═════ TEXT BLOCK
I said read the signers… Noam Chomsky, Debbie Bookchin, David Graeber, David Harvey. It's a who's who of the most well known living libertarian socialist writers in the United States.

>some are more useful than others for purposes of bringing down capitalism, so there has to be something more to it than just the class character of the inventors/designers/engineers.

Well yes there is, but only insofar as the physical character of the machine facilitates or necessitates class domination.

>I was alluding to Habermas there (whom I mentioned in my post) who holds that there can be no true liberation as long as "technology" dominates, because regardless of what class creates a technological artifact, we are still dominated by that artifact. It doesn't matter who builds a car, you still have to refuel that car at some point because there is no such thing as a perpetual motion machine.

Sounds like a man after my own heart. I still don't see how this is on topic.

>

This is where pure, orthodox Marxism is lacking, because while class-belonging is a very big deal, it does not tell us the whole story and leaves us vulnerable to pitfalls.
????

The failing of Orthodox Marxism is that it is non-marxist. It holds that we can bring about socialism through reform.

>For example, look at the usual defense of DPRK – they say that because there is no bourgeoisie in the Marxist sense, all exploitation has ceased!, yet there is still a minority group that holds all the power and makes the decisions, whether they personally own private property is irrelevant.

There is a bourgeoisie in the DPRK. There is commodity production, there is value. It is capitalist.

>Tell me, how does one "look at reality clearly"? I mean, the fact that you think you know "The Truth" and that you go around making fun of people who disagree with you like some childish know-it-all only exposes you as a dogmatist.

You look at reality clearly by questioning your beliefs, and when they don't conform to reason or history you change them. I considered myself an anarchist from 2013 to 2016 and then some variety of libertarian marxist until 2018. I participated in black block. I read Stirner and Goldman and Chomsky and Kropotkin and Malatesta and Proudhon and Bookchin and some others. I also read Marx and some Marxist texts. Eventually, I began to see that anarchism is generally based on moral and ethical questions, where as Marxism is based on descriptive statements about class society and asks tactical questions about how we can bring about the revolution. I still thought the whole "Marxism is science" thing was very spooky, but I did appreciate that it didn't go straight to "here is why the hierarchies in our society violate ethics"
══════════
■ **WRITTEN PROBLEM A**:
Reproduce the rows, starting at the first row and ending at the row that contains "NICU (n=352): Infants", but swap "singleton" for "single-birth" and change nothing else.
The text and the rows that come next are unrelated material.
═════ GIVEN DATA
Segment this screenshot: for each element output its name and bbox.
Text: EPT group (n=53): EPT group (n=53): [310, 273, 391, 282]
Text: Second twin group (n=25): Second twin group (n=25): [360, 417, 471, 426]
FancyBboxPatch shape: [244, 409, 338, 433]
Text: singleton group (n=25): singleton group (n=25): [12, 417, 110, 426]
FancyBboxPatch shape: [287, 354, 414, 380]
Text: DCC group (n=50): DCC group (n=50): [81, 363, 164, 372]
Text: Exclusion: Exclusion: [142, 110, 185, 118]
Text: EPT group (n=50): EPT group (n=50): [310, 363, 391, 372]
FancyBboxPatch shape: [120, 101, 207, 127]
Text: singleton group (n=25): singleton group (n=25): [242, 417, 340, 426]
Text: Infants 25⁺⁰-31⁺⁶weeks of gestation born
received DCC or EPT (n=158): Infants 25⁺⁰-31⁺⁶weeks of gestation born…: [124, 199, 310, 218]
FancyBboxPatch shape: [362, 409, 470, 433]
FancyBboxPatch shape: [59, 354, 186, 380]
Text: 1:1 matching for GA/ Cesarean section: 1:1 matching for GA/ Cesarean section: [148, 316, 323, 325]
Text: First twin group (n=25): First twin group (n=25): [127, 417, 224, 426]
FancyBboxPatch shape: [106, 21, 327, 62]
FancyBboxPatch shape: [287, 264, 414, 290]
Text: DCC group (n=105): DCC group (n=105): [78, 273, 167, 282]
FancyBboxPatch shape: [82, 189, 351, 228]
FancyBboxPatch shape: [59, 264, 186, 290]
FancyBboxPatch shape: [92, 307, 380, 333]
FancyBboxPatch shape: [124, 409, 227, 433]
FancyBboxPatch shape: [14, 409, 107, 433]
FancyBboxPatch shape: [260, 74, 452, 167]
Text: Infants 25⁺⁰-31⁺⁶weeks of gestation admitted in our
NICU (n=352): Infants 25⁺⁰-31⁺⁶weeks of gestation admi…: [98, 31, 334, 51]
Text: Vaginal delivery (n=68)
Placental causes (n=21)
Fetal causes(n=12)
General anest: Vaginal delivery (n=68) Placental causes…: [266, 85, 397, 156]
══════════
■ **WRITTEN PROBLEM B**:
Answer these questions from the post on Marxism and anarchism:
(i) During which years did the writer consider themselves an anarchist?
(ii) What does the post say Orthodox Marxism holds about bringing about socialism?
(iii) Which thinker was being alluded to in the remark about technology dominating?

■ **TASK ANSWER A**:
Segment this screenshot: for each element output its name and bbox.
Text: EPT group (n=53): EPT group (n=53): [310, 273, 391, 282]
Text: Second twin group (n=25): Second twin group (n=25): [360, 417, 471, 426]
FancyBboxPatch shape: [244, 409, 338, 433]
Text: single-birth group (n=25): single-birth group (n=25): [12, 417, 110, 426]
FancyBboxPatch shape: [287, 354, 414, 380]
Text: DCC group (n=50): DCC group (n=50): [81, 363, 164, 372]
Text: Exclusion: Exclusion: [142, 110, 185, 118]
Text: EPT group (n=50): EPT group (n=50): [310, 363, 391, 372]
FancyBboxPatch shape: [120, 101, 207, 127]
Text: single-birth group (n=25): single-birth group (n=25): [242, 417, 340, 426]
Text: Infants 25⁺⁰-31⁺⁶weeks of gestation born
received DCC or EPT (n=158): Infants 25⁺⁰-31⁺⁶weeks of gestation born…: [124, 199, 310, 218]
FancyBboxPatch shape: [362, 409, 470, 433]
FancyBboxPatch shape: [59, 354, 186, 380]
Text: 1:1 matching for GA/ Cesarean section: 1:1 matching for GA/ Cesarean section: [148, 316, 323, 325]
Text: First twin group (n=25): First twin group (n=25): [127, 417, 224, 426]
FancyBboxPatch shape: [106, 21, 327, 62]
FancyBboxPatch shape: [287, 264, 414, 290]
Text: DCC group (n=105): DCC group (n=105): [78, 273, 167, 282]
FancyBboxPatch shape: [82, 189, 351, 228]
FancyBboxPatch shape: [59, 264, 186, 290]
FancyBboxPatch shape: [92, 307, 380, 333]
FancyBboxPatch shape: [124, 409, 227, 433]
FancyBboxPatch shape: [14, 409, 107, 433]
FancyBboxPatch shape: [260, 74, 452, 167]
Text: Infants 25⁺⁰-31⁺⁶weeks of gestation admitted in our
NICU (n=352): Infants 25⁺⁰-31⁺⁶weeks of gestation admi…: [98, 31, 334, 51]

■ **TASK ANSWER B**:
(i) From 2013 to 2016.
(ii) That socialism can be brought about through reform.
(iii) Habermas.